[Data]

----------

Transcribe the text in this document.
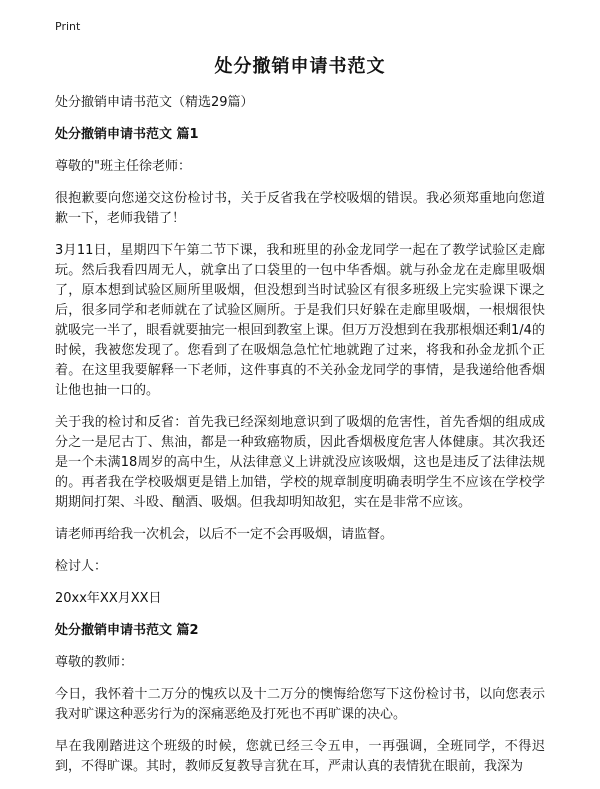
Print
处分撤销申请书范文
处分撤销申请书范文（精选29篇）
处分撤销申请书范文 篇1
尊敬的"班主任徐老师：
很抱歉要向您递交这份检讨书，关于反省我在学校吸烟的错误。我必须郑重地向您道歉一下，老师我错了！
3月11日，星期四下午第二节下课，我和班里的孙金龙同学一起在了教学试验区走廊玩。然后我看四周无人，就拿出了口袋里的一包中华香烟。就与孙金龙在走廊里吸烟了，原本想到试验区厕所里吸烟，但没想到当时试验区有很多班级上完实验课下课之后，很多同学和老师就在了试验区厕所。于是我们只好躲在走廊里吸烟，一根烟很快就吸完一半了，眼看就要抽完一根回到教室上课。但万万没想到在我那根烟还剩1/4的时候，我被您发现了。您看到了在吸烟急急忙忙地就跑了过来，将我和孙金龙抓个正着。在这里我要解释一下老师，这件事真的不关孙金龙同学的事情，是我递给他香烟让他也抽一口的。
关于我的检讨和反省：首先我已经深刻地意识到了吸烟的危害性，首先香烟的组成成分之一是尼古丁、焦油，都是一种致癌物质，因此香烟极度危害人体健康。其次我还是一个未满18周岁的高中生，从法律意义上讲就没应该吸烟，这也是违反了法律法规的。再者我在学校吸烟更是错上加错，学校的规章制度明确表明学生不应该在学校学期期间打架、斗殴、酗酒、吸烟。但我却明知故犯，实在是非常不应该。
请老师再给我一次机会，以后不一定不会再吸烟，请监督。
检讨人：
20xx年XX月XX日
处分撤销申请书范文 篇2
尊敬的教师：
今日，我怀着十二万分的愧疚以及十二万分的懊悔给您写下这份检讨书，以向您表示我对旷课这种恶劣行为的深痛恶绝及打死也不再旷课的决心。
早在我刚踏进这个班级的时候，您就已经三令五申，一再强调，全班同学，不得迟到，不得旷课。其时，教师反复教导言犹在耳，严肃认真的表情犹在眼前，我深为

----------

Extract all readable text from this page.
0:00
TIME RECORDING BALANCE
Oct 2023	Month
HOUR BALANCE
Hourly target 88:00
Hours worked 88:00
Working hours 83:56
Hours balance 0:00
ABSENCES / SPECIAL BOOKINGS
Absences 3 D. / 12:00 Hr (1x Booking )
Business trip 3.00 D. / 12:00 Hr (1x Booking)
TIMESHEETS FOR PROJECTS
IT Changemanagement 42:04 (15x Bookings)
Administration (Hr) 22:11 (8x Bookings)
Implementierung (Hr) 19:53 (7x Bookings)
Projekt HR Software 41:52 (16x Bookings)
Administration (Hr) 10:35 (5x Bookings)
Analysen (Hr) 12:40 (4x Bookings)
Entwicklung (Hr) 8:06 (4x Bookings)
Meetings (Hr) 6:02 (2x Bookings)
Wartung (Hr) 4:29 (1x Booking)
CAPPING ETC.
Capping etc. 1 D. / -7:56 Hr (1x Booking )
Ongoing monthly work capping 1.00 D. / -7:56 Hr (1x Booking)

----------

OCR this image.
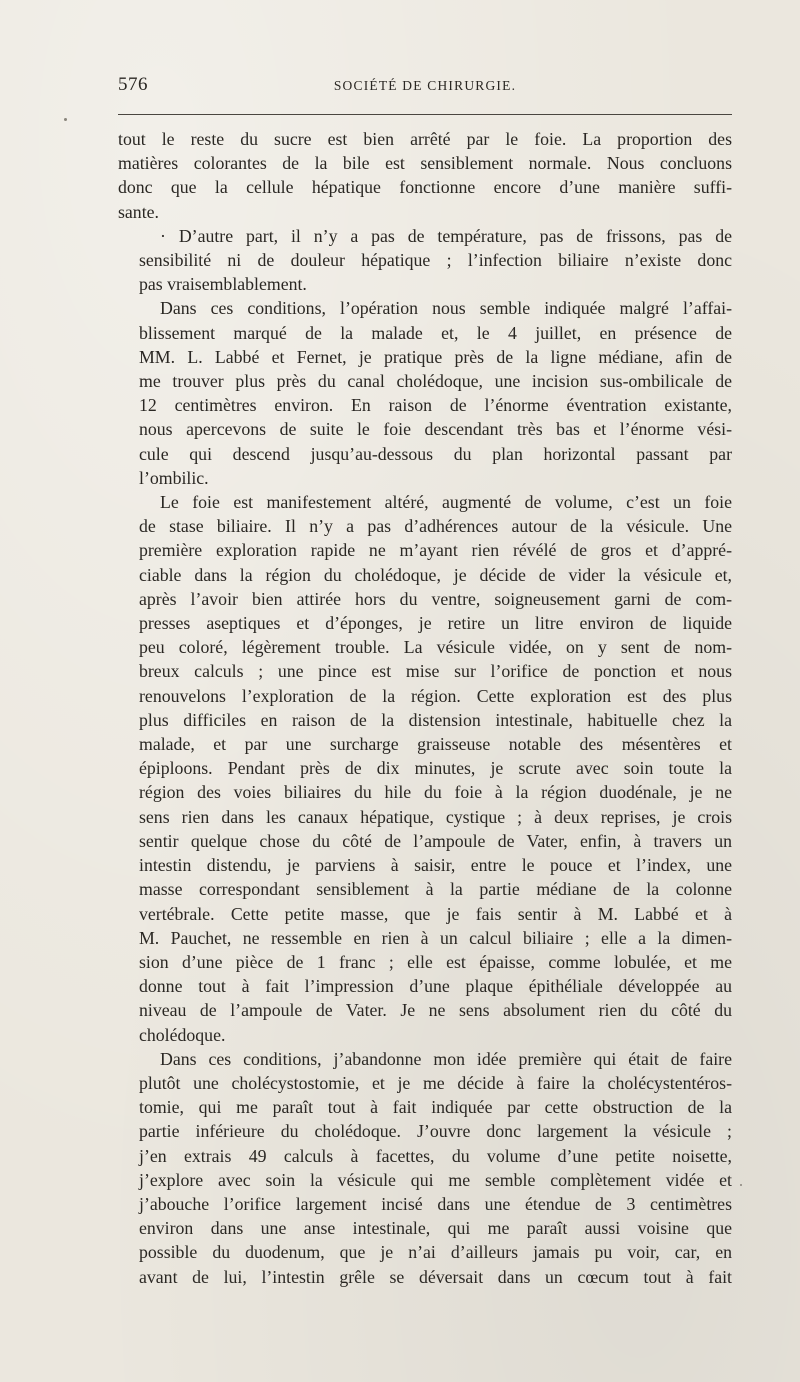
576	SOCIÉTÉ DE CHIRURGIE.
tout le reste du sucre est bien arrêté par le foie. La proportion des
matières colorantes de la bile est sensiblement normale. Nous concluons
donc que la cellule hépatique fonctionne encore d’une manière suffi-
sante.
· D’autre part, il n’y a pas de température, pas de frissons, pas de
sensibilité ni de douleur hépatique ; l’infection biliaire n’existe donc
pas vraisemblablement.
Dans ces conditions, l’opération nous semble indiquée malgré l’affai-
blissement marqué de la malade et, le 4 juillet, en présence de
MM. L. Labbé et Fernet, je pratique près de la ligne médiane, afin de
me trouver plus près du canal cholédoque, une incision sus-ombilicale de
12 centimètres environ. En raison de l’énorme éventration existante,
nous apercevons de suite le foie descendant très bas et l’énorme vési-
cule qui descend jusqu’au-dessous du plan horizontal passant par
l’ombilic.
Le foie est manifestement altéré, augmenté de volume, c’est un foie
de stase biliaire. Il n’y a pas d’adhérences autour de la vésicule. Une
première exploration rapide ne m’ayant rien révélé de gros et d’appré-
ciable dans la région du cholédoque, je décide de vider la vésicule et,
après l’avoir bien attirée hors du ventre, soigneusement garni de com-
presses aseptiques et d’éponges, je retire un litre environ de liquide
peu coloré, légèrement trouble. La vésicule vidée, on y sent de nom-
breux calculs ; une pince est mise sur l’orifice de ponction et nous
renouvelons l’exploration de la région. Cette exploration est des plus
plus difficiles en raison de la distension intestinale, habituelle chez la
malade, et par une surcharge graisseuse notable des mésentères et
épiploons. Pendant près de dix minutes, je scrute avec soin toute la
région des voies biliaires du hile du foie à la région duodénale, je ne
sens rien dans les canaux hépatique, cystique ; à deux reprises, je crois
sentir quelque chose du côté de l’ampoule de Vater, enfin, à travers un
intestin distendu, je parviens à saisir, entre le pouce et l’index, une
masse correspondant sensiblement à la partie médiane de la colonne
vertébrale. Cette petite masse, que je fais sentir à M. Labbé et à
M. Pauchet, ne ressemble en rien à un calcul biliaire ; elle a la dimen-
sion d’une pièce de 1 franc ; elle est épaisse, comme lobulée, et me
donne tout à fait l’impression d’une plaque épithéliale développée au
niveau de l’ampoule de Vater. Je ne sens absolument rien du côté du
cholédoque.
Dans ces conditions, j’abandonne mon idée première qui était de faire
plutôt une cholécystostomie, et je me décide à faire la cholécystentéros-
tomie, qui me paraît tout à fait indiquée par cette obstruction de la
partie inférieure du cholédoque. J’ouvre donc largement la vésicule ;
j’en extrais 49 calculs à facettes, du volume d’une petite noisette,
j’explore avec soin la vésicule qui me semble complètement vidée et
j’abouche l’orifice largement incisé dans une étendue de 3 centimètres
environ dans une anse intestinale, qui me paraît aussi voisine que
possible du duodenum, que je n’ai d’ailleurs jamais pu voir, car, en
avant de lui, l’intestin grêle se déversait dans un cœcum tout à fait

----------

[Stated exercise] Filter the listing for the word "petite" and copy every line that holds it.

[Answer for this exercise]
vertébrale. Cette petite masse, que je fais sentir à M. Labbé et à
j’en extrais 49 calculs à facettes, du volume d’une petite noisette,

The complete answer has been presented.